- _EXERCISE AIM_
Please rename "telescope" to "detector" wherever it occurs in the items below, and write the lines out again with nothing else altered.

[Dataset items]
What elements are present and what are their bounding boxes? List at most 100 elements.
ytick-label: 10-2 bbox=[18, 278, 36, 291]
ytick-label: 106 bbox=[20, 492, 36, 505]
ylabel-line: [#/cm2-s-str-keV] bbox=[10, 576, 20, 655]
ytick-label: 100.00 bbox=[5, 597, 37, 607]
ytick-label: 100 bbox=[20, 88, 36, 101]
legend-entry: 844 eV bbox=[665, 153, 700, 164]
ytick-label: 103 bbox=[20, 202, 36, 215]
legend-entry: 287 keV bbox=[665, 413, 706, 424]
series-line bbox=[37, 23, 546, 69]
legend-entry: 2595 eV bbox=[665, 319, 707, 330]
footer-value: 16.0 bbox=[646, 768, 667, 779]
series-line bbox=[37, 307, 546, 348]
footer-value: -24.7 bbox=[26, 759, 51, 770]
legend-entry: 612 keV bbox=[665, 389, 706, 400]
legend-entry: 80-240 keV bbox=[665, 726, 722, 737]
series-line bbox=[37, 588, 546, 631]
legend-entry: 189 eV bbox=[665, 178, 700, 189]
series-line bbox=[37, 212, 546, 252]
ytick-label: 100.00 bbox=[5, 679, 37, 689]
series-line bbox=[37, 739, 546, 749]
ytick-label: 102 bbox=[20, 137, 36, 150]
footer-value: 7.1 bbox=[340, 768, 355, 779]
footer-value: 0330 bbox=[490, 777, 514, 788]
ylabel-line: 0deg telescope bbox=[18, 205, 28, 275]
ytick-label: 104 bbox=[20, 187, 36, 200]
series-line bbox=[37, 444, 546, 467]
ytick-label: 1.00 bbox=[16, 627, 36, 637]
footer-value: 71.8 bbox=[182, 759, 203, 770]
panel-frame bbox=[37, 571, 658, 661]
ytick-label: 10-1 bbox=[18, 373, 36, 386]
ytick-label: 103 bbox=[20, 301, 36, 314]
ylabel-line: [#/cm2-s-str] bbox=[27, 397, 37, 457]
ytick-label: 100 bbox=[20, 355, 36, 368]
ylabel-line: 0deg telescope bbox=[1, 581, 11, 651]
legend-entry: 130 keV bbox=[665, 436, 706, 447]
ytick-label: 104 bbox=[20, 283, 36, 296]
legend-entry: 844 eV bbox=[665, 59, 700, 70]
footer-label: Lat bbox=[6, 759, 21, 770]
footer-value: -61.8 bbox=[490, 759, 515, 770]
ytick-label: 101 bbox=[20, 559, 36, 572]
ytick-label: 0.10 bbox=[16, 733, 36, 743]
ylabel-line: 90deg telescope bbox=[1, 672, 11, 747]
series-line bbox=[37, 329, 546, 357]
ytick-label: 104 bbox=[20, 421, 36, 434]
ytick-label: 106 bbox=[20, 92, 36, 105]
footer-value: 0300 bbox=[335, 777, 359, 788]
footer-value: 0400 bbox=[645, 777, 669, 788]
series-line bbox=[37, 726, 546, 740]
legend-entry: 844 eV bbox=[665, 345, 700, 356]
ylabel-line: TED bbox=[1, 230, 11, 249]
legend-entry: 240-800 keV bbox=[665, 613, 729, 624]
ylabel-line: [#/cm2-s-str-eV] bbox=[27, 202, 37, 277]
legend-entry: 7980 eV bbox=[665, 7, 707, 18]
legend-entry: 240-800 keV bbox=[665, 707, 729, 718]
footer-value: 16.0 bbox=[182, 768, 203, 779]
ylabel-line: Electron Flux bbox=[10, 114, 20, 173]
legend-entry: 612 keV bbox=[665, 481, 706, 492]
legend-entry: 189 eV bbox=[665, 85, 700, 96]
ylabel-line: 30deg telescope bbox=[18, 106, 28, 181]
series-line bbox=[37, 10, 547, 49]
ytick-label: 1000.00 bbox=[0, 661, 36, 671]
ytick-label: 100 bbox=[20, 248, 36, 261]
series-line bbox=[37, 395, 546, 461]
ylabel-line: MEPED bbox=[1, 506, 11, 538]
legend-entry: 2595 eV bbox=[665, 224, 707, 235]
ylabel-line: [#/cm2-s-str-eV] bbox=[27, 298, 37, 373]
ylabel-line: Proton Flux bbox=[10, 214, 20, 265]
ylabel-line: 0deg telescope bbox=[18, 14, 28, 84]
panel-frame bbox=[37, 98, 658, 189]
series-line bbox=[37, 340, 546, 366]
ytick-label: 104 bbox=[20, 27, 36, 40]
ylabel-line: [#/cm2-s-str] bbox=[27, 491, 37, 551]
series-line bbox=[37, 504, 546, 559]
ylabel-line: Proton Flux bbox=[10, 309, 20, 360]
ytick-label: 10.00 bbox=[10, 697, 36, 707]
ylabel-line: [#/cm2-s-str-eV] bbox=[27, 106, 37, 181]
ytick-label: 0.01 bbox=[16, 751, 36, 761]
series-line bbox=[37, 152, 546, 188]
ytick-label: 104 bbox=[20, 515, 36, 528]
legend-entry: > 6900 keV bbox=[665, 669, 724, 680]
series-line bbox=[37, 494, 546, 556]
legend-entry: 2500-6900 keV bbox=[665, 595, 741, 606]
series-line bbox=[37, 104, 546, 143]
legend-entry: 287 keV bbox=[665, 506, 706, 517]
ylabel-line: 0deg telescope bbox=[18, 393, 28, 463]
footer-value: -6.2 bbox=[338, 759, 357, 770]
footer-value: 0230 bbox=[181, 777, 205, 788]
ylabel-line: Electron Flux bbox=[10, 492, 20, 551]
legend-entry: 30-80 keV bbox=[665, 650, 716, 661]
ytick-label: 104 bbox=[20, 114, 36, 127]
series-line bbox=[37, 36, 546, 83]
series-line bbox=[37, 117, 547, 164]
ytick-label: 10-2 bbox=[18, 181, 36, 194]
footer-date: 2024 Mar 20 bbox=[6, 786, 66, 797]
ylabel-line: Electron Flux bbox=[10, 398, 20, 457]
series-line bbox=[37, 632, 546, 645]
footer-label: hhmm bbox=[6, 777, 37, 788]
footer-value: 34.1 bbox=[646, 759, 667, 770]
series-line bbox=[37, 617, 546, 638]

- _THE COMPLETED TASK_
What elements are present and what are their bounding boxes? List at most 100 elements.
ytick-label: 10-2 bbox=[18, 278, 36, 291]
ytick-label: 106 bbox=[20, 492, 36, 505]
ylabel-line: [#/cm2-s-str-keV] bbox=[10, 576, 20, 655]
ytick-label: 100.00 bbox=[5, 597, 37, 607]
ytick-label: 100 bbox=[20, 88, 36, 101]
legend-entry: 844 eV bbox=[665, 153, 700, 164]
ytick-label: 103 bbox=[20, 202, 36, 215]
legend-entry: 287 keV bbox=[665, 413, 706, 424]
series-line bbox=[37, 23, 546, 69]
legend-entry: 2595 eV bbox=[665, 319, 707, 330]
footer-value: 16.0 bbox=[646, 768, 667, 779]
series-line bbox=[37, 307, 546, 348]
footer-value: -24.7 bbox=[26, 759, 51, 770]
legend-entry: 612 keV bbox=[665, 389, 706, 400]
legend-entry: 80-240 keV bbox=[665, 726, 722, 737]
series-line bbox=[37, 588, 546, 631]
legend-entry: 189 eV bbox=[665, 178, 700, 189]
series-line bbox=[37, 212, 546, 252]
ytick-label: 100.00 bbox=[5, 679, 37, 689]
series-line bbox=[37, 739, 546, 749]
ytick-label: 102 bbox=[20, 137, 36, 150]
footer-value: 7.1 bbox=[340, 768, 355, 779]
footer-value: 0330 bbox=[490, 777, 514, 788]
ylabel-line: 0deg detector bbox=[18, 205, 28, 275]
ytick-label: 104 bbox=[20, 187, 36, 200]
series-line bbox=[37, 444, 546, 467]
ytick-label: 1.00 bbox=[16, 627, 36, 637]
footer-value: 71.8 bbox=[182, 759, 203, 770]
panel-frame bbox=[37, 571, 658, 661]
ytick-label: 10-1 bbox=[18, 373, 36, 386]
ytick-label: 103 bbox=[20, 301, 36, 314]
ylabel-line: [#/cm2-s-str] bbox=[27, 397, 37, 457]
ytick-label: 100 bbox=[20, 355, 36, 368]
ylabel-line: 0deg detector bbox=[1, 581, 11, 651]
legend-entry: 130 keV bbox=[665, 436, 706, 447]
ytick-label: 104 bbox=[20, 283, 36, 296]
legend-entry: 844 eV bbox=[665, 59, 700, 70]
footer-label: Lat bbox=[6, 759, 21, 770]
footer-value: -61.8 bbox=[490, 759, 515, 770]
ytick-label: 101 bbox=[20, 559, 36, 572]
ytick-label: 0.10 bbox=[16, 733, 36, 743]
ylabel-line: 90deg detector bbox=[1, 672, 11, 747]
series-line bbox=[37, 329, 546, 357]
ytick-label: 104 bbox=[20, 421, 36, 434]
ytick-label: 106 bbox=[20, 92, 36, 105]
footer-value: 0300 bbox=[335, 777, 359, 788]
footer-value: 0400 bbox=[645, 777, 669, 788]
series-line bbox=[37, 726, 546, 740]
legend-entry: 844 eV bbox=[665, 345, 700, 356]
ylabel-line: TED bbox=[1, 230, 11, 249]
legend-entry: 240-800 keV bbox=[665, 613, 729, 624]
ylabel-line: [#/cm2-s-str-eV] bbox=[27, 202, 37, 277]
legend-entry: 7980 eV bbox=[665, 7, 707, 18]
legend-entry: 240-800 keV bbox=[665, 707, 729, 718]
footer-value: 16.0 bbox=[182, 768, 203, 779]
ylabel-line: Electron Flux bbox=[10, 114, 20, 173]
legend-entry: 612 keV bbox=[665, 481, 706, 492]
legend-entry: 189 eV bbox=[665, 85, 700, 96]
ylabel-line: 30deg detector bbox=[18, 106, 28, 181]
series-line bbox=[37, 10, 547, 49]
ytick-label: 1000.00 bbox=[0, 661, 36, 671]
ytick-label: 100 bbox=[20, 248, 36, 261]
series-line bbox=[37, 395, 546, 461]
ylabel-line: MEPED bbox=[1, 506, 11, 538]
legend-entry: 2595 eV bbox=[665, 224, 707, 235]
ylabel-line: [#/cm2-s-str-eV] bbox=[27, 298, 37, 373]
ylabel-line: Proton Flux bbox=[10, 214, 20, 265]
ylabel-line: 0deg detector bbox=[18, 14, 28, 84]
panel-frame bbox=[37, 98, 658, 189]
series-line bbox=[37, 340, 546, 366]
ytick-label: 104 bbox=[20, 27, 36, 40]
ylabel-line: [#/cm2-s-str] bbox=[27, 491, 37, 551]
series-line bbox=[37, 504, 546, 559]
ylabel-line: Proton Flux bbox=[10, 309, 20, 360]
ytick-label: 10.00 bbox=[10, 697, 36, 707]
ylabel-line: [#/cm2-s-str-eV] bbox=[27, 106, 37, 181]
ytick-label: 0.01 bbox=[16, 751, 36, 761]
series-line bbox=[37, 152, 546, 188]
ytick-label: 104 bbox=[20, 515, 36, 528]
legend-entry: > 6900 keV bbox=[665, 669, 724, 680]
series-line bbox=[37, 494, 546, 556]
legend-entry: 2500-6900 keV bbox=[665, 595, 741, 606]
series-line bbox=[37, 104, 546, 143]
legend-entry: 287 keV bbox=[665, 506, 706, 517]
ylabel-line: 0deg detector bbox=[18, 393, 28, 463]
footer-value: -6.2 bbox=[338, 759, 357, 770]
footer-value: 0230 bbox=[181, 777, 205, 788]
ylabel-line: Electron Flux bbox=[10, 492, 20, 551]
legend-entry: 30-80 keV bbox=[665, 650, 716, 661]
ytick-label: 104 bbox=[20, 114, 36, 127]
series-line bbox=[37, 36, 546, 83]
series-line bbox=[37, 117, 547, 164]
ytick-label: 10-2 bbox=[18, 181, 36, 194]
footer-date: 2024 Mar 20 bbox=[6, 786, 66, 797]
ylabel-line: Electron Flux bbox=[10, 398, 20, 457]
series-line bbox=[37, 632, 546, 645]
footer-label: hhmm bbox=[6, 777, 37, 788]
footer-value: 34.1 bbox=[646, 759, 667, 770]
series-line bbox=[37, 617, 546, 638]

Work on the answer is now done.